Choreographer Flemming Flindt opens Isak Dinesen's Pandora's box for Ballet SJ Silicon Valley's 'Out of Africa'

By Marianne Messina

BALLET SAN JOSE Silicon Valley's new production, Out of Africa, concerns Africa about as much as Milton's Paradise Lost concerns Paradise--which is to say, not very much. Rooted in tensions between the artist and the forbidden, this ballet by Danish choreographer Flemming Flindt may even fall prey to the Miltonian flaw: Its devil is as appealing as its god.

The ballet's original title was Lucifer's Daughter, and the years that Karen Blixen (a.k.a. Isak Dinesen) spent managing a Kenyan coffee plantation (1914-1931) represent only a small episode in the life of the author and Danish heroine. But Flindt believed that Americans would be more familiar with the Meryl Streep character from Out of Africa, the 1985 film version of Dinesen's famed chronicle of her time in Kenya.

"Apparently, in Denmark, they hate the movie," says Alexsandra Meijer, the graceful 22-year-old blonde who will be dancing the Blixen role. "They think it doesn't follow her life at all, is what Flemming said. [Our production] deals more with her actual writings and her childhood."

Blixen was a creative child with a willful inner fire, raised in confining and insular Victorian Denmark by a coldly religious mother. "Whatever I have read about it," Flindt says, "her and the mother, it was sort of big respect but not big love." On the other hand, Blixen doted on her dashing, storytelling father. And Meijer can identify: "I was a major tomboy, and I'm, like, a daddy's girl." The Blixen character will be her first full-length lead role.

Set task 1 »
Answer these from the ballet article:
(a) What was the ballet's original title?
(b) During which years did Karen Blixen manage a Kenyan coffee plantation?
(c) How old is Alexsandra Meijer?
Set task 2 » Transcribe the stretch of the ballet article from "Choreographer Flemming Flindt opens" through "as its god.".
The records have no role in this.

Information provided »
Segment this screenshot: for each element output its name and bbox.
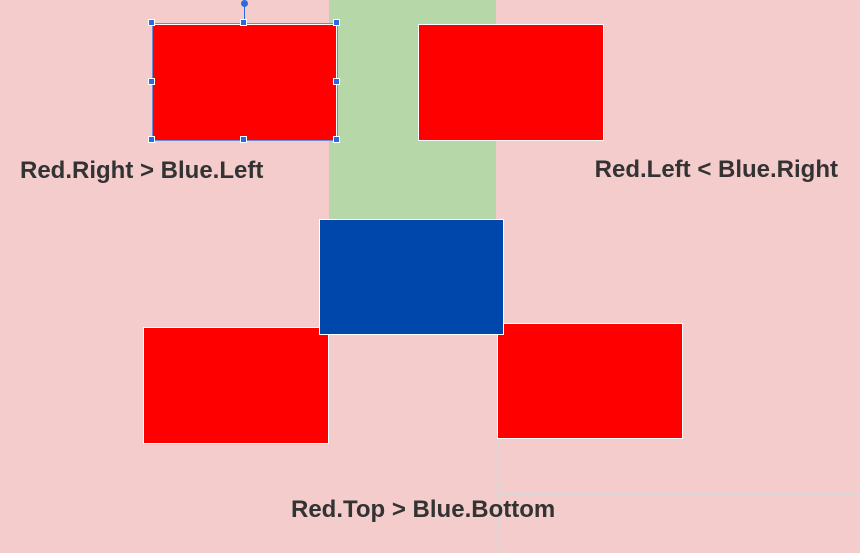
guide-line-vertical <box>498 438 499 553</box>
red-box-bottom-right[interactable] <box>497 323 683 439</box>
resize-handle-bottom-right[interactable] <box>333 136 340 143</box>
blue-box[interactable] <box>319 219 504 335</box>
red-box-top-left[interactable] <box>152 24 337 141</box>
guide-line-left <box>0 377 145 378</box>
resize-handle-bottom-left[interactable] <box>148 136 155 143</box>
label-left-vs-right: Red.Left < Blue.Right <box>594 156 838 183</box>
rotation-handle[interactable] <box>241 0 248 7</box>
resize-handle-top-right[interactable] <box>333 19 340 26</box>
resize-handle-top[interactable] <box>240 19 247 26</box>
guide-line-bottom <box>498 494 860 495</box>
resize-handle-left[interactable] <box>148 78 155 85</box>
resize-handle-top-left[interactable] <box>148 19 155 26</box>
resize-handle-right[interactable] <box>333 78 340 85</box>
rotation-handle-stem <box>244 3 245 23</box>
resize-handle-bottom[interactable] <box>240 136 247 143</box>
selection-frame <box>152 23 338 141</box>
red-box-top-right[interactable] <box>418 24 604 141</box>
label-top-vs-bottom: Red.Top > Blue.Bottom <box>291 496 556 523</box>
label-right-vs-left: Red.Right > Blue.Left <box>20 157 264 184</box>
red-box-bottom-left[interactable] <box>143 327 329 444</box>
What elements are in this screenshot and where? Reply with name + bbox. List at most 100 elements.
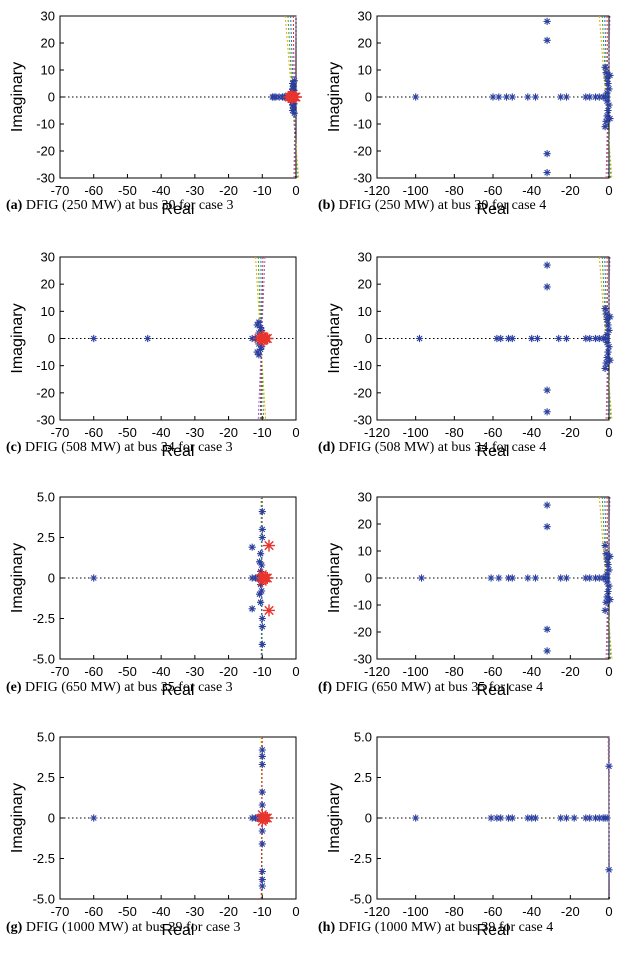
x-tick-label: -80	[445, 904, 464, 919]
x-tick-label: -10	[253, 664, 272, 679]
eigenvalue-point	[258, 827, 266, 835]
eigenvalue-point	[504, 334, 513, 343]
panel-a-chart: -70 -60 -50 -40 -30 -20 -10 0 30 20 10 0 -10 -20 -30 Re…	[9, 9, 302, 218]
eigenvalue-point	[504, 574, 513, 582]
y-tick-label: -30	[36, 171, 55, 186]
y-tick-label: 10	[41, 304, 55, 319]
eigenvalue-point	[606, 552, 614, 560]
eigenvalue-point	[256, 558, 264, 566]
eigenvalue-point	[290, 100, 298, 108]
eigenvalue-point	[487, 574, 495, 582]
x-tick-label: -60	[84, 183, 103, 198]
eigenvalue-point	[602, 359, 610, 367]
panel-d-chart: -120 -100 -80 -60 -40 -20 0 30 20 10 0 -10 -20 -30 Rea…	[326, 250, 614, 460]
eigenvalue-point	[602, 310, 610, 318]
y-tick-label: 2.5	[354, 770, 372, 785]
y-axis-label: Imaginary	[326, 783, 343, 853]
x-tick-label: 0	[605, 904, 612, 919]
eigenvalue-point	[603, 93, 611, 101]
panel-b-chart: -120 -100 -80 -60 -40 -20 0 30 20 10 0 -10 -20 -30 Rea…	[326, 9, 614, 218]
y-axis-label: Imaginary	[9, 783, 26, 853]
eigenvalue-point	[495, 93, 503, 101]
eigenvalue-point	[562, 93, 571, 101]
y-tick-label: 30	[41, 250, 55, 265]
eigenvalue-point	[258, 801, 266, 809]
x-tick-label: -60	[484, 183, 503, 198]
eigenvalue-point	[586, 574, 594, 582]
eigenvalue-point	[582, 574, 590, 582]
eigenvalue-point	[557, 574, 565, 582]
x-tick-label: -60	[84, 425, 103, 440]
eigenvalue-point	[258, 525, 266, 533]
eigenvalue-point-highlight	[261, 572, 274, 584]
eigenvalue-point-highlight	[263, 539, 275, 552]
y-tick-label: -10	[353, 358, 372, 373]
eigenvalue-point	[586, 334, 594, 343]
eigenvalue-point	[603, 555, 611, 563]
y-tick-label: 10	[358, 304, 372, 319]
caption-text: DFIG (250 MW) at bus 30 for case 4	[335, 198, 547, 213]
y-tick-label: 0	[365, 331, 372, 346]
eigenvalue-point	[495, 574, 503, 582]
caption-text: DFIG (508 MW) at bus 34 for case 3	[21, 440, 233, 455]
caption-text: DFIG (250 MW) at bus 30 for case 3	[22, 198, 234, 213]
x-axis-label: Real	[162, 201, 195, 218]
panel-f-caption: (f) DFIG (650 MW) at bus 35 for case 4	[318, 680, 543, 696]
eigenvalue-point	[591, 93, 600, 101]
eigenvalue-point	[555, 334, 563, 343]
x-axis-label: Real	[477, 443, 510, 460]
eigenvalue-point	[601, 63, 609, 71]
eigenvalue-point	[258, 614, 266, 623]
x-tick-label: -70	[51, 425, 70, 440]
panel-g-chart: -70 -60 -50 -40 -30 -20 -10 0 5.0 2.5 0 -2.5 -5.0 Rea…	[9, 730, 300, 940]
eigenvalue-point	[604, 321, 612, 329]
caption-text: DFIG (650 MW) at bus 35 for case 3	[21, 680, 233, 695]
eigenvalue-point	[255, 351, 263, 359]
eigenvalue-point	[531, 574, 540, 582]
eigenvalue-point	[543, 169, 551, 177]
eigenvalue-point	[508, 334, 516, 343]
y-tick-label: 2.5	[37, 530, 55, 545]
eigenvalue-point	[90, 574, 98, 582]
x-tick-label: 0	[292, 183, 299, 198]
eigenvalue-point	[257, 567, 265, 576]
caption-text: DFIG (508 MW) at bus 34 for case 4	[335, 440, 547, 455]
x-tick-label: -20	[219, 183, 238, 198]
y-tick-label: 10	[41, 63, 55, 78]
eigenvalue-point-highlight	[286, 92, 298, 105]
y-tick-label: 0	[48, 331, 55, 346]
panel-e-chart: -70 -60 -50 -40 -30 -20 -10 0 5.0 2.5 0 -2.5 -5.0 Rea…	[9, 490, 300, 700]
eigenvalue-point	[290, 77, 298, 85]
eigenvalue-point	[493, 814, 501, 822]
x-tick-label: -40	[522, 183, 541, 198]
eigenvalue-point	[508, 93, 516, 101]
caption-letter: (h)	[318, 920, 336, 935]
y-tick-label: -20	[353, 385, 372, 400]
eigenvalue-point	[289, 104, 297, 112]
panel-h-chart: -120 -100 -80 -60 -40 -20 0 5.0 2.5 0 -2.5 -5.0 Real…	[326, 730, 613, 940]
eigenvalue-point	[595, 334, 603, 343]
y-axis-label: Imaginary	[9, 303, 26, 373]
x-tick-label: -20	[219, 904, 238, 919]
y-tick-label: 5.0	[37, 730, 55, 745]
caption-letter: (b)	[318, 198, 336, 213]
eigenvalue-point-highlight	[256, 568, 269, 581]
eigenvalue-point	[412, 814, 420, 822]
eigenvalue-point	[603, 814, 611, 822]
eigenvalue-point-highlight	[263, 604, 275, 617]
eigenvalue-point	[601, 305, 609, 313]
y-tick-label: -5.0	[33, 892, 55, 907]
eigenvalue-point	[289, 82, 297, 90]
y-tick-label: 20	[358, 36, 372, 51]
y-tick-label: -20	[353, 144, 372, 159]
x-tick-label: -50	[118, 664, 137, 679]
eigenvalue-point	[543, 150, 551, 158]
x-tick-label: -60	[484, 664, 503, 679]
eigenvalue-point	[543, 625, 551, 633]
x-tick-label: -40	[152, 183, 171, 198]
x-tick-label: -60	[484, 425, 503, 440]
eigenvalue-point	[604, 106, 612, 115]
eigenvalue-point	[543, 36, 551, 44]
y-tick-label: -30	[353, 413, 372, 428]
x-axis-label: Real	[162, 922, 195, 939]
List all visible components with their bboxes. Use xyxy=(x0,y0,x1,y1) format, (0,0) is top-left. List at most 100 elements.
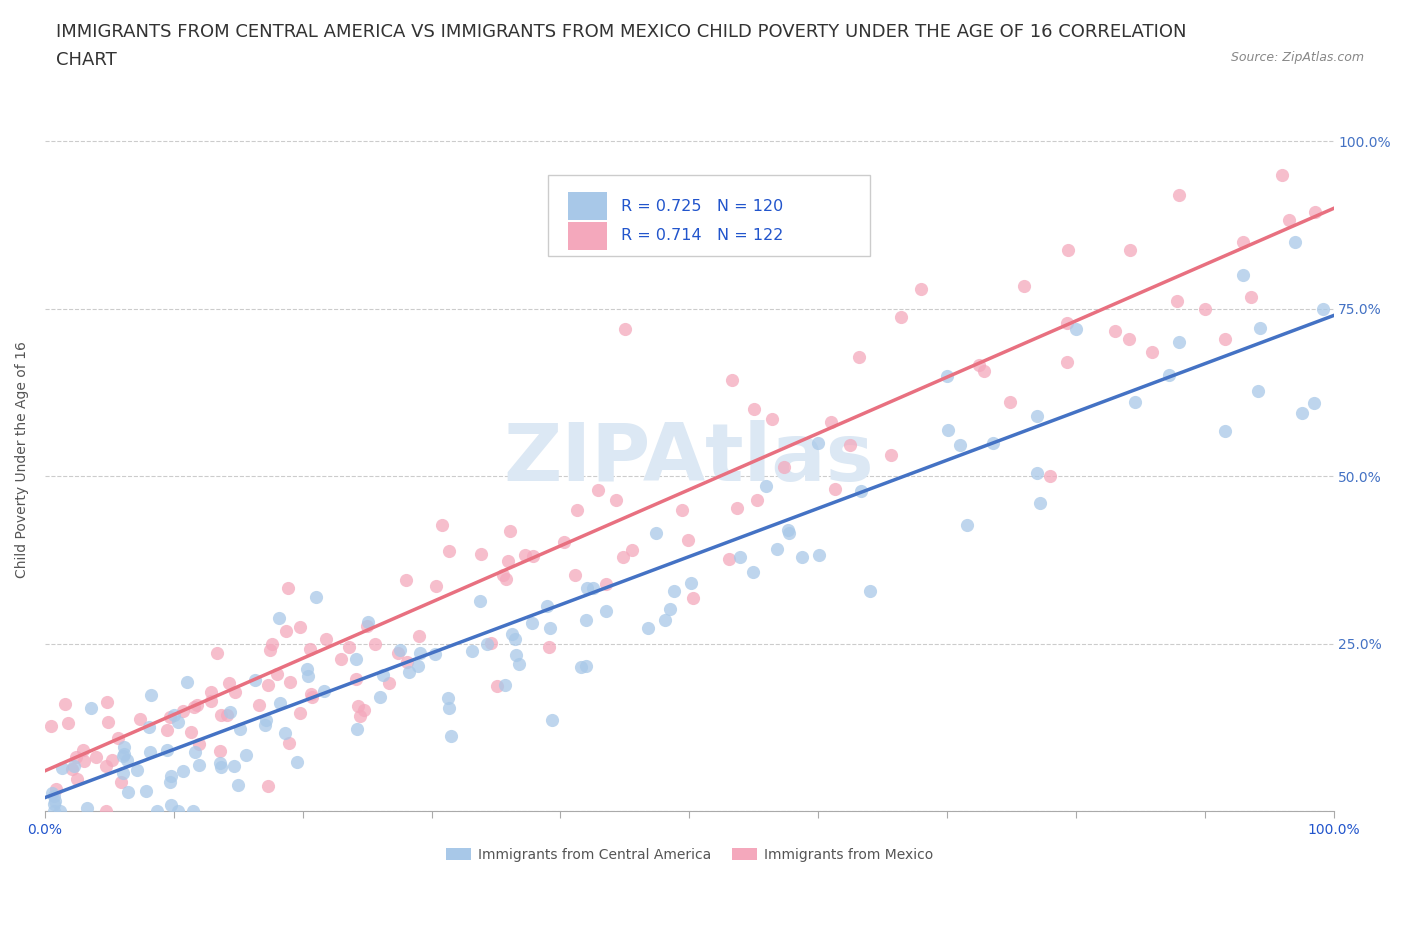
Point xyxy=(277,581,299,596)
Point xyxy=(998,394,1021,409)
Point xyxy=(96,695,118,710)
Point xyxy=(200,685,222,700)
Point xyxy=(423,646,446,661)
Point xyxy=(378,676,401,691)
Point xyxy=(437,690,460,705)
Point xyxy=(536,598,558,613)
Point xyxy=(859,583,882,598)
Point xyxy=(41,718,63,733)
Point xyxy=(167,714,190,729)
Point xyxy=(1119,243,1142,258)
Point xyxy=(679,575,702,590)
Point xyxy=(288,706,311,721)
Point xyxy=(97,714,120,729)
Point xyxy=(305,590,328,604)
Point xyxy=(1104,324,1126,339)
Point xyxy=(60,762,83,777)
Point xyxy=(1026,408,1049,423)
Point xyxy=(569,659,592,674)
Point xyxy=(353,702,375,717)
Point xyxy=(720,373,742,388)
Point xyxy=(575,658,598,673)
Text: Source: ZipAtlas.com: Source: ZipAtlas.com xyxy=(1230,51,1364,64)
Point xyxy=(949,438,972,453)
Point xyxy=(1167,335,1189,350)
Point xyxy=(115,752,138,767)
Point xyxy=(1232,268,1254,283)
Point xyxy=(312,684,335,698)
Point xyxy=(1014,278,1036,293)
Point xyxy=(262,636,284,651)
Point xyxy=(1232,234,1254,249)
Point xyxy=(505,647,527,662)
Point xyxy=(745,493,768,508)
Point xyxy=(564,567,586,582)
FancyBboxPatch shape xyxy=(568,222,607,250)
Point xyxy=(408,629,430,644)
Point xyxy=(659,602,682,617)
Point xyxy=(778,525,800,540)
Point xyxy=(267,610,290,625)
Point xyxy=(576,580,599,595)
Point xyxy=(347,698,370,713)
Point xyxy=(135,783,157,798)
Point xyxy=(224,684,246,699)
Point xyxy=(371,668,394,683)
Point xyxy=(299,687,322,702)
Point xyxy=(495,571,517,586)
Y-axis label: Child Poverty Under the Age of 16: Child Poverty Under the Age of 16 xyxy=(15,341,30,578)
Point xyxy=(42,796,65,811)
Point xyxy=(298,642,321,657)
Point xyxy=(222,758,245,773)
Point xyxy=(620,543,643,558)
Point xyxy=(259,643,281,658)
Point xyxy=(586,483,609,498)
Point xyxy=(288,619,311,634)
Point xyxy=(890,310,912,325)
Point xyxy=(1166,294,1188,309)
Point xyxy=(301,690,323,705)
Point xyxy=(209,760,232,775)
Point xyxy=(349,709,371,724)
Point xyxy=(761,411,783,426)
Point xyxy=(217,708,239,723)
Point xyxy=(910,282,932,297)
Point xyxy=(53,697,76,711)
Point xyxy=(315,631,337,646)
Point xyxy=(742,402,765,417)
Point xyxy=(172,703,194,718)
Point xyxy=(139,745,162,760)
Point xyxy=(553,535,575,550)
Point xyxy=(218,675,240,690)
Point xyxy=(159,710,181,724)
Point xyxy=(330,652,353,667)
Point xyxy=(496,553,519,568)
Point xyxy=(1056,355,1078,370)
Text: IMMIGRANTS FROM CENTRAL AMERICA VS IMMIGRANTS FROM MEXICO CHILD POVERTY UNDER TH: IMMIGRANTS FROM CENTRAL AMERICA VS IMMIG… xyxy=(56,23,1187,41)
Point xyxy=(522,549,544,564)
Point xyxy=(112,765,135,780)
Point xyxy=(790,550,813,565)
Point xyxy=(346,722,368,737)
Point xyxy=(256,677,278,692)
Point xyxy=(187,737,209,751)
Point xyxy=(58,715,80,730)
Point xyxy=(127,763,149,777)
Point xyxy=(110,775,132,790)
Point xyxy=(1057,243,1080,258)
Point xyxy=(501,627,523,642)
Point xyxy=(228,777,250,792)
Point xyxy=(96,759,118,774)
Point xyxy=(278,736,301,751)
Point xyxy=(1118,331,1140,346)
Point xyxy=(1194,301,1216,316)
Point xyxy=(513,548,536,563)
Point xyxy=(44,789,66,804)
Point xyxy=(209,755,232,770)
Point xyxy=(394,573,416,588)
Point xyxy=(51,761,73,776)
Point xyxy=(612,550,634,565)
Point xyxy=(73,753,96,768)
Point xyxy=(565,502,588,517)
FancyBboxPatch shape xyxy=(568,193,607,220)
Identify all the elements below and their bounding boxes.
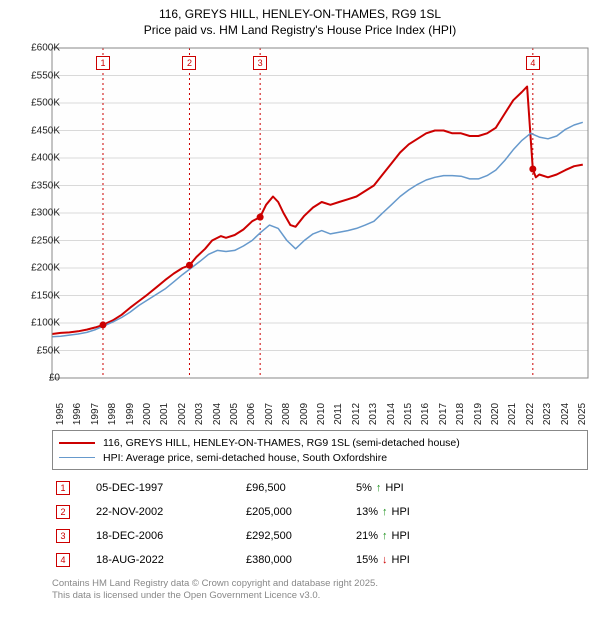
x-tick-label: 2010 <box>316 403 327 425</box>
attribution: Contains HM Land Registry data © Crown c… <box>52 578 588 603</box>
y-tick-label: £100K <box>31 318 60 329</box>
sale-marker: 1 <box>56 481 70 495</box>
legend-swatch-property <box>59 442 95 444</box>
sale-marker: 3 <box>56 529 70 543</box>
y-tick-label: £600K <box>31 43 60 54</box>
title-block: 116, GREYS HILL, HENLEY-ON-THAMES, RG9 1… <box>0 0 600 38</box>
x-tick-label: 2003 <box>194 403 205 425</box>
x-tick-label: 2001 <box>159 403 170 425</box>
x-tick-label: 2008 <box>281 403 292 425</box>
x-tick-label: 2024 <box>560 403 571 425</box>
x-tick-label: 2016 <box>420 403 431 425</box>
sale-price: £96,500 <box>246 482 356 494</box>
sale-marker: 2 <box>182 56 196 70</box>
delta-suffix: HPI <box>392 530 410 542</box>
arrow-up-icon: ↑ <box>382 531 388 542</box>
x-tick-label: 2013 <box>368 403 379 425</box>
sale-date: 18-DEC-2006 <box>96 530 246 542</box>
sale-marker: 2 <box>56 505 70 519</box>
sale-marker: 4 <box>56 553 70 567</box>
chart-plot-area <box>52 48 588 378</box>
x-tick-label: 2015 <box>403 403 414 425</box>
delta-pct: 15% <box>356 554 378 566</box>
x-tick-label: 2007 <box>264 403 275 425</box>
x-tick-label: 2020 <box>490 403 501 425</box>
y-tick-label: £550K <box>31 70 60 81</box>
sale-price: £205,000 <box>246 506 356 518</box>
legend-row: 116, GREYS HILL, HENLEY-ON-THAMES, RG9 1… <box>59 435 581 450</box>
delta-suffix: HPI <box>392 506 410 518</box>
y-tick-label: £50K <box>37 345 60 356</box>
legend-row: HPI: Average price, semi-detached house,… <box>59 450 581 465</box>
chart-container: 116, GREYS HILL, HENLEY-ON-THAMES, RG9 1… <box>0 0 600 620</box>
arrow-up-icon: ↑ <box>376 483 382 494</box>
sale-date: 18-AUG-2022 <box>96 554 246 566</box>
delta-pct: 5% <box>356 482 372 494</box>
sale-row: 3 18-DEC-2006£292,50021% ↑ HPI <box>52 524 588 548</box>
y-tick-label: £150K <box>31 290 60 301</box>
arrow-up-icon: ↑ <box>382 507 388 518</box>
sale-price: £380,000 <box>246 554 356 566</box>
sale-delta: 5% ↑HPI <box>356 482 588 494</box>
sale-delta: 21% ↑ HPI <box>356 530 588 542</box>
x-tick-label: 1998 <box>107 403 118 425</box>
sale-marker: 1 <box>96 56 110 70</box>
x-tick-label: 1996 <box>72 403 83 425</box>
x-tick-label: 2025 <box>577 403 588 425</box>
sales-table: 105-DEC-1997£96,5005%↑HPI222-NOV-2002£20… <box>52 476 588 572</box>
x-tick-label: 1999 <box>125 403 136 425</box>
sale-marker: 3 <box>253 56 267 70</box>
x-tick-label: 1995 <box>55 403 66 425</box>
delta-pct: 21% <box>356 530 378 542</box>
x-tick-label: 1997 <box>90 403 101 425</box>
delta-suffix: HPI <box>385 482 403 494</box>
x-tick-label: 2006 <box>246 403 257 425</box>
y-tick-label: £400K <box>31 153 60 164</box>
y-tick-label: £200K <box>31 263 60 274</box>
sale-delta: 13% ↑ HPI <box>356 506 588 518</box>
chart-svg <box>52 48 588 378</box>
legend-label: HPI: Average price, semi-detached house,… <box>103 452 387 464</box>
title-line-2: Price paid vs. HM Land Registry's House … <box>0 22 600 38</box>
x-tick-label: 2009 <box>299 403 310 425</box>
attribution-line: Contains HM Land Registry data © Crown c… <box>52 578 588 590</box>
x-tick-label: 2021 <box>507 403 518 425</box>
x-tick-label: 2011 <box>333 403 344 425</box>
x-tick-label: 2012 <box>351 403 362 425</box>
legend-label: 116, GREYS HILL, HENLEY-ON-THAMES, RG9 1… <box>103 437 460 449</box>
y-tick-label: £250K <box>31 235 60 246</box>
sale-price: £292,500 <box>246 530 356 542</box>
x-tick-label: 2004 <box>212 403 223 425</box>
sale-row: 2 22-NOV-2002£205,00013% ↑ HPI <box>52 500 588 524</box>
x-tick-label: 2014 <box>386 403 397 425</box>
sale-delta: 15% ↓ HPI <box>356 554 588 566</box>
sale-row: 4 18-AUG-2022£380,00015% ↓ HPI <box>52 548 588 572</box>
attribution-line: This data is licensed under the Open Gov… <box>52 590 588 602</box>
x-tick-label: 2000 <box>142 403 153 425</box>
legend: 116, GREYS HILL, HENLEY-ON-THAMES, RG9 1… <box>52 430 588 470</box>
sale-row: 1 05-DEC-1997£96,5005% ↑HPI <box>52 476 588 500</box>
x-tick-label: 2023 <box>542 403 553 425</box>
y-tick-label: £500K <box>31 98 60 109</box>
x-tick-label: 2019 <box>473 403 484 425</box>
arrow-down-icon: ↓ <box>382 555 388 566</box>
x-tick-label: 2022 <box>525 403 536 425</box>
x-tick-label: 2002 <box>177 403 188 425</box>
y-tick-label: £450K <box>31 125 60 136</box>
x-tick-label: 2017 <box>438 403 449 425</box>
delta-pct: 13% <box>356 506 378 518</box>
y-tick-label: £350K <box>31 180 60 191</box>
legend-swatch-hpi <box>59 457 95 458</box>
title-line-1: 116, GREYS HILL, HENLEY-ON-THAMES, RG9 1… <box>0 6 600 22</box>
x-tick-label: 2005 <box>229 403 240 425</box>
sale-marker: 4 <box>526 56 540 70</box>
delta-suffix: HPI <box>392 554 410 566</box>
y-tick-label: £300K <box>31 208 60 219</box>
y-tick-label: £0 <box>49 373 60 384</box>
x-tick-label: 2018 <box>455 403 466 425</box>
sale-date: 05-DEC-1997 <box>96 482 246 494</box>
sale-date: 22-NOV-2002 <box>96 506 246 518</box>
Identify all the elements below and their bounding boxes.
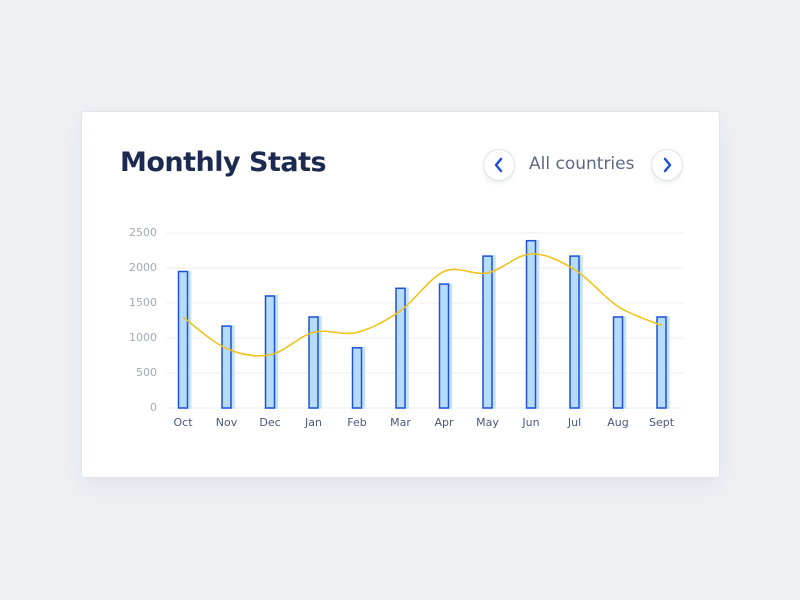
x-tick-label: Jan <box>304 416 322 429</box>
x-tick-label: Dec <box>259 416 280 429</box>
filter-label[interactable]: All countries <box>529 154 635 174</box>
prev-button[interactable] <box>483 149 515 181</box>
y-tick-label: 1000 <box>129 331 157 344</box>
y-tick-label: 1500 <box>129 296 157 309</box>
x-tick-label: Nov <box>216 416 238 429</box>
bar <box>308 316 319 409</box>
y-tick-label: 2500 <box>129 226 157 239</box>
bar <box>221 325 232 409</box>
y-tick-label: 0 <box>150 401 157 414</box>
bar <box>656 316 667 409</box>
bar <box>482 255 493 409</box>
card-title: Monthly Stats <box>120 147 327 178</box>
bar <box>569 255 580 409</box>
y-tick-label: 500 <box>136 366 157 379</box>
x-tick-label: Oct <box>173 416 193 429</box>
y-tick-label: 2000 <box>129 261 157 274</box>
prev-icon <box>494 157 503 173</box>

Solution 1 »
(a) Lucifer's Daughter
(b) 1914-1931
(c) 22

Solution 2 »
Choreographer Flemming Flindt opens Isak Dinesen's Pandora's box for Ballet SJ Silicon Valley's 'Out of Africa'

By Marianne Messina

BALLET SAN JOSE Silicon Valley's new production, Out of Africa, concerns Africa about as much as Milton's Paradise Lost concerns Paradise--which is to say, not very much. Rooted in tensions between the artist and the forbidden, this ballet by Danish choreographer Flemming Flindt may even fall prey to the Miltonian flaw: Its devil is as appealing as its god.